Exercise aim:
Your task is to filter the data below down to the lines holding "Horiz".

Chart and figure data:
==============================

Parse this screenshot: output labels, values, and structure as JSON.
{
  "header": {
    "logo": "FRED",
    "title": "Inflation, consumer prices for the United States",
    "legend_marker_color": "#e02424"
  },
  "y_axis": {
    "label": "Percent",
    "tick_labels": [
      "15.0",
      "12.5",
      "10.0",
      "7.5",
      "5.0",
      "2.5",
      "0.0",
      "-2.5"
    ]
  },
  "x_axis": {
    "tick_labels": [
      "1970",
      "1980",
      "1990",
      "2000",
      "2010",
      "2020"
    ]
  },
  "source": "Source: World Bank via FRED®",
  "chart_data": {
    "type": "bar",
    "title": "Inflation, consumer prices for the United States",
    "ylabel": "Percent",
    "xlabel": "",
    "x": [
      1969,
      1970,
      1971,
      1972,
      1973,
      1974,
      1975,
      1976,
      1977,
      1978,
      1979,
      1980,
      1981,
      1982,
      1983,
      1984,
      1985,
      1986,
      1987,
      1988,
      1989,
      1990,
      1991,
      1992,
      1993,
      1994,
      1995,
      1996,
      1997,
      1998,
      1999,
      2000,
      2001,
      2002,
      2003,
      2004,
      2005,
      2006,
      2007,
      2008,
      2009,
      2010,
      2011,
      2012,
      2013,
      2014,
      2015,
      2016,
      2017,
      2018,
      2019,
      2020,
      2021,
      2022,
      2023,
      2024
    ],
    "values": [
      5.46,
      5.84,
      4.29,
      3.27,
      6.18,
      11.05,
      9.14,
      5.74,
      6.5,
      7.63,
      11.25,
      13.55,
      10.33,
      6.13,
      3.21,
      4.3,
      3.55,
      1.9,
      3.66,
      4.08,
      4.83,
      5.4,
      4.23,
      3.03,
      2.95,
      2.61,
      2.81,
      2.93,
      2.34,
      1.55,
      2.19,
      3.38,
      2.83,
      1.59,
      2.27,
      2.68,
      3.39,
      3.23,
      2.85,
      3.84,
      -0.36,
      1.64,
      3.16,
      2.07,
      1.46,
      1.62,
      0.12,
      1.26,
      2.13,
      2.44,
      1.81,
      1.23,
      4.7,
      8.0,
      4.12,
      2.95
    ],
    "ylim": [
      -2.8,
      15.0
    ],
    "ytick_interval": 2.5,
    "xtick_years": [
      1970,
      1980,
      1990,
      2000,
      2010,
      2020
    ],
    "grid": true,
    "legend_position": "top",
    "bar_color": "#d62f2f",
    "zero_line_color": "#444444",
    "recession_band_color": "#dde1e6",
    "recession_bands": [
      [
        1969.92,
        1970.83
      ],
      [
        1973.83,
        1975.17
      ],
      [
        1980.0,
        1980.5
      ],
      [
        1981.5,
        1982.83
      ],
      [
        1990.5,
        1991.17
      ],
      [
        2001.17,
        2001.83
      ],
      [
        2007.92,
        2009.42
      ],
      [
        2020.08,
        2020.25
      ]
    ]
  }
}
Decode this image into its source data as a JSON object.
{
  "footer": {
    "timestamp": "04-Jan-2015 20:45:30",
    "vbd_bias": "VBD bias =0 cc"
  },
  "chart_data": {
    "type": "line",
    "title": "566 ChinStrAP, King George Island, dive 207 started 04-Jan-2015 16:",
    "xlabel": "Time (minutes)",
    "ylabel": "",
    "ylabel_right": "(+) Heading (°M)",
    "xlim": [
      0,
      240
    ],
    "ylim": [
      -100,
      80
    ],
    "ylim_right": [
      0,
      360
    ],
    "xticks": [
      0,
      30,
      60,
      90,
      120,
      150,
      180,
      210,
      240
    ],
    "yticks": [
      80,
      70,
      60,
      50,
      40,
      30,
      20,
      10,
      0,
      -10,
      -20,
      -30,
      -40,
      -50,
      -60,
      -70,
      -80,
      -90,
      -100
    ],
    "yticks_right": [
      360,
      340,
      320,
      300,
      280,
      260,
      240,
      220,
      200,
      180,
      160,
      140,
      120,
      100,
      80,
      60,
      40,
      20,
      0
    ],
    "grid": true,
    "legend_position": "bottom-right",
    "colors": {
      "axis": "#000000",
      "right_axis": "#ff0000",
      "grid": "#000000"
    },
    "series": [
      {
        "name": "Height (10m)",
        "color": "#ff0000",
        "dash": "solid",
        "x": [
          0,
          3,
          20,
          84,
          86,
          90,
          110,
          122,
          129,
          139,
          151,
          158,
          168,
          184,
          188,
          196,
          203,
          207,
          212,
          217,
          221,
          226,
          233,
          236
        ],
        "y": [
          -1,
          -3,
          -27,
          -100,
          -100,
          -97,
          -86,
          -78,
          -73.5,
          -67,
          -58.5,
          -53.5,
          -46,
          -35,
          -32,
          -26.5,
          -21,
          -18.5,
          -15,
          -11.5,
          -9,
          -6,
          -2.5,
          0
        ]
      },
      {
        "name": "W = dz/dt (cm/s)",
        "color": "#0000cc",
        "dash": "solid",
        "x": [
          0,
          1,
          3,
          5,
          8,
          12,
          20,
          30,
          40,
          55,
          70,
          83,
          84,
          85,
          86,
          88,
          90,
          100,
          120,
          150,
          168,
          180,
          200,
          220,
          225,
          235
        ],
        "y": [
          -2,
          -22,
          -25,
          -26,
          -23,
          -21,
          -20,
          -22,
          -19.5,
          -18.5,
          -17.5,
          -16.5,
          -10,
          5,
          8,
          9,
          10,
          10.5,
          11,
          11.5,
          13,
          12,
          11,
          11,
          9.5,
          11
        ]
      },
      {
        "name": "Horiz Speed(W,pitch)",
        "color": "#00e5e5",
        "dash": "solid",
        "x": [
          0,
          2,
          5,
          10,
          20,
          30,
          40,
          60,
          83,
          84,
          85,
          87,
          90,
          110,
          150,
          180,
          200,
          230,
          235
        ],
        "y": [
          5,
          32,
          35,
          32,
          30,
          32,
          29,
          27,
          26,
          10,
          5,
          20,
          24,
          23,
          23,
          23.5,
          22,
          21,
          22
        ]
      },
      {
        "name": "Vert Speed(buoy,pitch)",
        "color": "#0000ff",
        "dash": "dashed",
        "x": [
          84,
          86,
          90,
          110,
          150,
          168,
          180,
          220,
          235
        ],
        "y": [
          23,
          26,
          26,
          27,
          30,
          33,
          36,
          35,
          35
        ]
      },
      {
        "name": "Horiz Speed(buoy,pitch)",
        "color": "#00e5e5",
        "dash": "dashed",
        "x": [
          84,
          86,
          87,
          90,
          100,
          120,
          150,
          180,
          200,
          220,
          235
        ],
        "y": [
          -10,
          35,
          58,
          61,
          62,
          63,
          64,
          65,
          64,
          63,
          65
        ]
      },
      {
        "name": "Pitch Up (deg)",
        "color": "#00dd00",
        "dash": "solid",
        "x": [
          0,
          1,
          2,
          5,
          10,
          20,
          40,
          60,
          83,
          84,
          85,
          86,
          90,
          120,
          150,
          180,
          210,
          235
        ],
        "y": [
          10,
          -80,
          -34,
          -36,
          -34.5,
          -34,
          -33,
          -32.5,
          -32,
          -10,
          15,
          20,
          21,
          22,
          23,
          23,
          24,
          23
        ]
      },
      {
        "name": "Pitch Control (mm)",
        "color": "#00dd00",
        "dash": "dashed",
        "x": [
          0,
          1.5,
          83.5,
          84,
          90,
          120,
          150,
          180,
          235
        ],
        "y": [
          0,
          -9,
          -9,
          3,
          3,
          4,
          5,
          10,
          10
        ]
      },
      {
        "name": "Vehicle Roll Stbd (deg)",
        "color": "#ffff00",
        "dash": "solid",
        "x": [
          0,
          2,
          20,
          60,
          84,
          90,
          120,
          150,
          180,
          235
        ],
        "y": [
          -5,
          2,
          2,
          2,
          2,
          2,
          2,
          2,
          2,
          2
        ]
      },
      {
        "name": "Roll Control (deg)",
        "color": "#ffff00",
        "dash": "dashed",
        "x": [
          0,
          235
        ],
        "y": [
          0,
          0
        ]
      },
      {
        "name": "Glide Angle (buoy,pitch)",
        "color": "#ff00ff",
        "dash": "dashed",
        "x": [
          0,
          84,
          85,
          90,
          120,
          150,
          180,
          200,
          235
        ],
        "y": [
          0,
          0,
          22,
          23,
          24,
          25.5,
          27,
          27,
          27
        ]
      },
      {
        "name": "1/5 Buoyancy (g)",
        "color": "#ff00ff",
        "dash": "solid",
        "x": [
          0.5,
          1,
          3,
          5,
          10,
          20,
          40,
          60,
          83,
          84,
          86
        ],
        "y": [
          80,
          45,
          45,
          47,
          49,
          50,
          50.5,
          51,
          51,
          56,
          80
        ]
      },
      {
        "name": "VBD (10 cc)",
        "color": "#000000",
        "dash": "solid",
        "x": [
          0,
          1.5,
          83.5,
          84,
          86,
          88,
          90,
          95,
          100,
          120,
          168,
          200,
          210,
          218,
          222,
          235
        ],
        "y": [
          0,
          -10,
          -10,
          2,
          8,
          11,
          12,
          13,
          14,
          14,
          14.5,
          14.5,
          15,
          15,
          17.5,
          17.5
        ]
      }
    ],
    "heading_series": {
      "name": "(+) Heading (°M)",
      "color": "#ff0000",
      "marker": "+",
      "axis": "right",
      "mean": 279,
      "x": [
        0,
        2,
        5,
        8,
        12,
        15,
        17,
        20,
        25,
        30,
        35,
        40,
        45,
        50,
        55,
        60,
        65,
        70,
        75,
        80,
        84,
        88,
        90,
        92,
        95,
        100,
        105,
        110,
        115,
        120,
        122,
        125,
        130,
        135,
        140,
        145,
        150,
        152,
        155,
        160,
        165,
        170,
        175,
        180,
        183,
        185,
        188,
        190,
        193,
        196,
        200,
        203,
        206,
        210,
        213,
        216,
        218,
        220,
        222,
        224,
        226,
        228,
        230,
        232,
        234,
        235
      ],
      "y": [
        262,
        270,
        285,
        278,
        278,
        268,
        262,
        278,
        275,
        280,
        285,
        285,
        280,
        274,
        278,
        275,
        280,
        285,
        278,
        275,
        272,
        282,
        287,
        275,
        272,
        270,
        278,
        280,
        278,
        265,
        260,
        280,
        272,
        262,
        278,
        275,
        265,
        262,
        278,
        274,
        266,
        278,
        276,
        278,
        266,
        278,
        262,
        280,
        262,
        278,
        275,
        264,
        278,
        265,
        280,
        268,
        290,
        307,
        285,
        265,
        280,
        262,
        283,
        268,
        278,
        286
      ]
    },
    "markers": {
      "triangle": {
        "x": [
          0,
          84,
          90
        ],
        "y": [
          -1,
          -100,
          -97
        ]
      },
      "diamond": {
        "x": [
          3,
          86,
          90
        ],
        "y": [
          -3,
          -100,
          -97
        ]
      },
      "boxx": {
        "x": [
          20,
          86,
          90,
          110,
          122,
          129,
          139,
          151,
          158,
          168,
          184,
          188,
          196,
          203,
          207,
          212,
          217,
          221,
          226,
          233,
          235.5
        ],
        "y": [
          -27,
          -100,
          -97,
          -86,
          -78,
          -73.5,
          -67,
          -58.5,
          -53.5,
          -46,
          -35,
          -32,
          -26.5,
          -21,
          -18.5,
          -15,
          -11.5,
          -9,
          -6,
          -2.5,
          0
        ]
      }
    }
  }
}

==============================

Expected answer:
        "name": "Horiz Speed(W,pitch)",
        "name": "Horiz Speed(buoy,pitch)",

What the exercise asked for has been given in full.